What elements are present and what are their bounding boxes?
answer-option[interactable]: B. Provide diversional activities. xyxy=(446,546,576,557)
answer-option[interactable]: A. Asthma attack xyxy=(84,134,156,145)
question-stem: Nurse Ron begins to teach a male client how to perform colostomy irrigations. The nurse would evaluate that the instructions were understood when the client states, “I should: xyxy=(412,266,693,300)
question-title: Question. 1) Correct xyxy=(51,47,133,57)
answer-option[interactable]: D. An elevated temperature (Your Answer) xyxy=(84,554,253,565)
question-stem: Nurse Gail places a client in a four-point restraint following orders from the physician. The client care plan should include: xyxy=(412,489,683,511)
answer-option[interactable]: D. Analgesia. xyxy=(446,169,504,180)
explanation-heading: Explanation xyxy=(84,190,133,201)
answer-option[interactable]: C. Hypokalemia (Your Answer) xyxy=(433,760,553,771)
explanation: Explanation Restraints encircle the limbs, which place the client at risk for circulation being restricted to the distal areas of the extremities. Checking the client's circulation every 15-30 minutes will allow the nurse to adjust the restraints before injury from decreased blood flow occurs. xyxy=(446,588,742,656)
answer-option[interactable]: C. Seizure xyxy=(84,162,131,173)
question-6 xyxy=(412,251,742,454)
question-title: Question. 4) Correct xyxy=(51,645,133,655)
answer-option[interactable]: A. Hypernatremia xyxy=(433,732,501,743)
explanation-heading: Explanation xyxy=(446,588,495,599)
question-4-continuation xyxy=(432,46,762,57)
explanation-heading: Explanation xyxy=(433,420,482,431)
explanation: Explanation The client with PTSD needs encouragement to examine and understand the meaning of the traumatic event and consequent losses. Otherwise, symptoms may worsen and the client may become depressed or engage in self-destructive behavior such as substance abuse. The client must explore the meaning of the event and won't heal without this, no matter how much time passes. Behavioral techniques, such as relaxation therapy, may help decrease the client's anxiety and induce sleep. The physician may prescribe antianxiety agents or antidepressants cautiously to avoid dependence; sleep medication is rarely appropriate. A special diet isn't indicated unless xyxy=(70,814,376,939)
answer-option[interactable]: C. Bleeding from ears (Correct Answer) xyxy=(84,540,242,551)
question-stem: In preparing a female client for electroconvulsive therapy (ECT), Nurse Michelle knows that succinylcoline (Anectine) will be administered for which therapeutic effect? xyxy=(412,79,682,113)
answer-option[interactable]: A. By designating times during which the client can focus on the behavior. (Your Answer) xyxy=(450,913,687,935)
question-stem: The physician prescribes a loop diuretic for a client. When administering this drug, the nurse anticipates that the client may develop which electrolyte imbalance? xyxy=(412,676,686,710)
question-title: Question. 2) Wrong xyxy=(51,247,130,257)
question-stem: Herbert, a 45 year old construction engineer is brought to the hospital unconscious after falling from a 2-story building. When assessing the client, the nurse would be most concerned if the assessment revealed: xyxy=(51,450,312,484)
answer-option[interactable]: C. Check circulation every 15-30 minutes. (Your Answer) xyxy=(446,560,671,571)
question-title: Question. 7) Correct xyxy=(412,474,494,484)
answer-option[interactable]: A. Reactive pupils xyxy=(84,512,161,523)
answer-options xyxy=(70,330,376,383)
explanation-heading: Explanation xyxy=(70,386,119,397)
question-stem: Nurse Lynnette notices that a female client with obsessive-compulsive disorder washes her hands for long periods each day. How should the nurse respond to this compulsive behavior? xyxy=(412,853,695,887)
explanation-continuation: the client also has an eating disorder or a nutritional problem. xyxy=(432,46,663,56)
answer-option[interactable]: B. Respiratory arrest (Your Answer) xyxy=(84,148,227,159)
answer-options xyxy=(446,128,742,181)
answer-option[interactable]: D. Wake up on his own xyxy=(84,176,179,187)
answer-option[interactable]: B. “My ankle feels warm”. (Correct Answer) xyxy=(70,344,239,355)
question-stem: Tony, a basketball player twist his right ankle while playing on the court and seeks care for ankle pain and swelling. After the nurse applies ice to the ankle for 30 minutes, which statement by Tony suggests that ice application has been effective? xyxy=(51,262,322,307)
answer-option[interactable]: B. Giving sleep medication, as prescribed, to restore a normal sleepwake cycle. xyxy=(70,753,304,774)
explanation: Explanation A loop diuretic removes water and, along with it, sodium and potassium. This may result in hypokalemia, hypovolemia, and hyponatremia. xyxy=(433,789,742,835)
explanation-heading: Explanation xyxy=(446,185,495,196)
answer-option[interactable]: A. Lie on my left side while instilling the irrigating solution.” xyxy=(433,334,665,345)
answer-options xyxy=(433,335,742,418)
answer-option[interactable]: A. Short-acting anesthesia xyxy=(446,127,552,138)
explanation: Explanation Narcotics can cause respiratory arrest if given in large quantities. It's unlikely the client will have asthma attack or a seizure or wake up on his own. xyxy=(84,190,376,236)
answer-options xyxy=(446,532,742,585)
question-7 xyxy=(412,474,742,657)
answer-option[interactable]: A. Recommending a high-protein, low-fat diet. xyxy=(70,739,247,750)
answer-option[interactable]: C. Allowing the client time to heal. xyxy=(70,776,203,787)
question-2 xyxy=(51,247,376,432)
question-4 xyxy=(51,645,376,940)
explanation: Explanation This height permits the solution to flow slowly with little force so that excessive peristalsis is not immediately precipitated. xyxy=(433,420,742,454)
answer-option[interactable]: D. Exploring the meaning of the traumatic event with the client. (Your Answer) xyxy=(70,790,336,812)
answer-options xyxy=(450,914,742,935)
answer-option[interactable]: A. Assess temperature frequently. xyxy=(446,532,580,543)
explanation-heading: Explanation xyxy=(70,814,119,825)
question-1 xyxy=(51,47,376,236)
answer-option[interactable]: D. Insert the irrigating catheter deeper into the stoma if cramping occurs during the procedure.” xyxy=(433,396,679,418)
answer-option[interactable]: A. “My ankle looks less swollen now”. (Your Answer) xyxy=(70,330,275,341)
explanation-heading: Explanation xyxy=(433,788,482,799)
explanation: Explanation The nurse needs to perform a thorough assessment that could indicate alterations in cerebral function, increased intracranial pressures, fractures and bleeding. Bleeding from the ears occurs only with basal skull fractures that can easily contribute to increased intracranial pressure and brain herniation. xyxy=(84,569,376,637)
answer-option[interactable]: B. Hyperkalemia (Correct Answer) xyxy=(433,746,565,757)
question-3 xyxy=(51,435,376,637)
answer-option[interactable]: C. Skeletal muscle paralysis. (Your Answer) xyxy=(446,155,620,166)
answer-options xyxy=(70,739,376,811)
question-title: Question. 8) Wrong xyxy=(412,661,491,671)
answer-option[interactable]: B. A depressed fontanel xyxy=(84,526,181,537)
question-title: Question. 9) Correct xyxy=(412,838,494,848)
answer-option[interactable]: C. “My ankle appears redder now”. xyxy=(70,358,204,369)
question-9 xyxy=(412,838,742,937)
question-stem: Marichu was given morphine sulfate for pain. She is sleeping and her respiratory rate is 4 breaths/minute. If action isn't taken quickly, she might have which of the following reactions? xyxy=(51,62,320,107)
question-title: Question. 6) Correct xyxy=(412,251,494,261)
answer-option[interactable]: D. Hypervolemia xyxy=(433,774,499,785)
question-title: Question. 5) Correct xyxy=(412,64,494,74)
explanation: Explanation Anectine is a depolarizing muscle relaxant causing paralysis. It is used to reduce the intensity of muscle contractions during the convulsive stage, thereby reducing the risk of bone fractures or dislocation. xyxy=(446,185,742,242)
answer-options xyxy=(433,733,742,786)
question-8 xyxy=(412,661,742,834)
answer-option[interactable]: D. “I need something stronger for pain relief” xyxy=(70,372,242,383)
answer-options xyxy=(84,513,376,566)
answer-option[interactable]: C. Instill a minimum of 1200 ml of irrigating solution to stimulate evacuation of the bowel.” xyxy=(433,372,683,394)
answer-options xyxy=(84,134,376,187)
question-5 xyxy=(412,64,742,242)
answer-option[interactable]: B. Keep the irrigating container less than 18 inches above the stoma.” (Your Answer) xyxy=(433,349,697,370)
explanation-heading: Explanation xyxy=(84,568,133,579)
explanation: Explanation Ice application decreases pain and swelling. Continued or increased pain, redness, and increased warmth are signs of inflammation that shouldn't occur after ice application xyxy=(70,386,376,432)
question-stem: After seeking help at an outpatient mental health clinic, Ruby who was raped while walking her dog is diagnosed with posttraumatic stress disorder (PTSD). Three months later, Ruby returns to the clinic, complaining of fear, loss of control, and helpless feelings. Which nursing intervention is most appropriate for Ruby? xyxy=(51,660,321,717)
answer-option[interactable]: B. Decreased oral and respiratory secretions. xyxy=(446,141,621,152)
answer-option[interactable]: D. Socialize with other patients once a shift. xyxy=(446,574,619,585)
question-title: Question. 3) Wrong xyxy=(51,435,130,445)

Work order:
From the listing above, pick out every line containing "care".

Task solution:
question-stem: Nurse Gail places a client in a four-point restraint following orders from the physician. The client care plan should include: xyxy=(412,489,683,511)
question-stem: Tony, a basketball player twist his right ankle while playing on the court and seeks care for ankle pain and swelling. After the nurse applies ice to the ankle for 30 minutes, which statement by Tony suggests that ice application has been effective? xyxy=(51,262,322,307)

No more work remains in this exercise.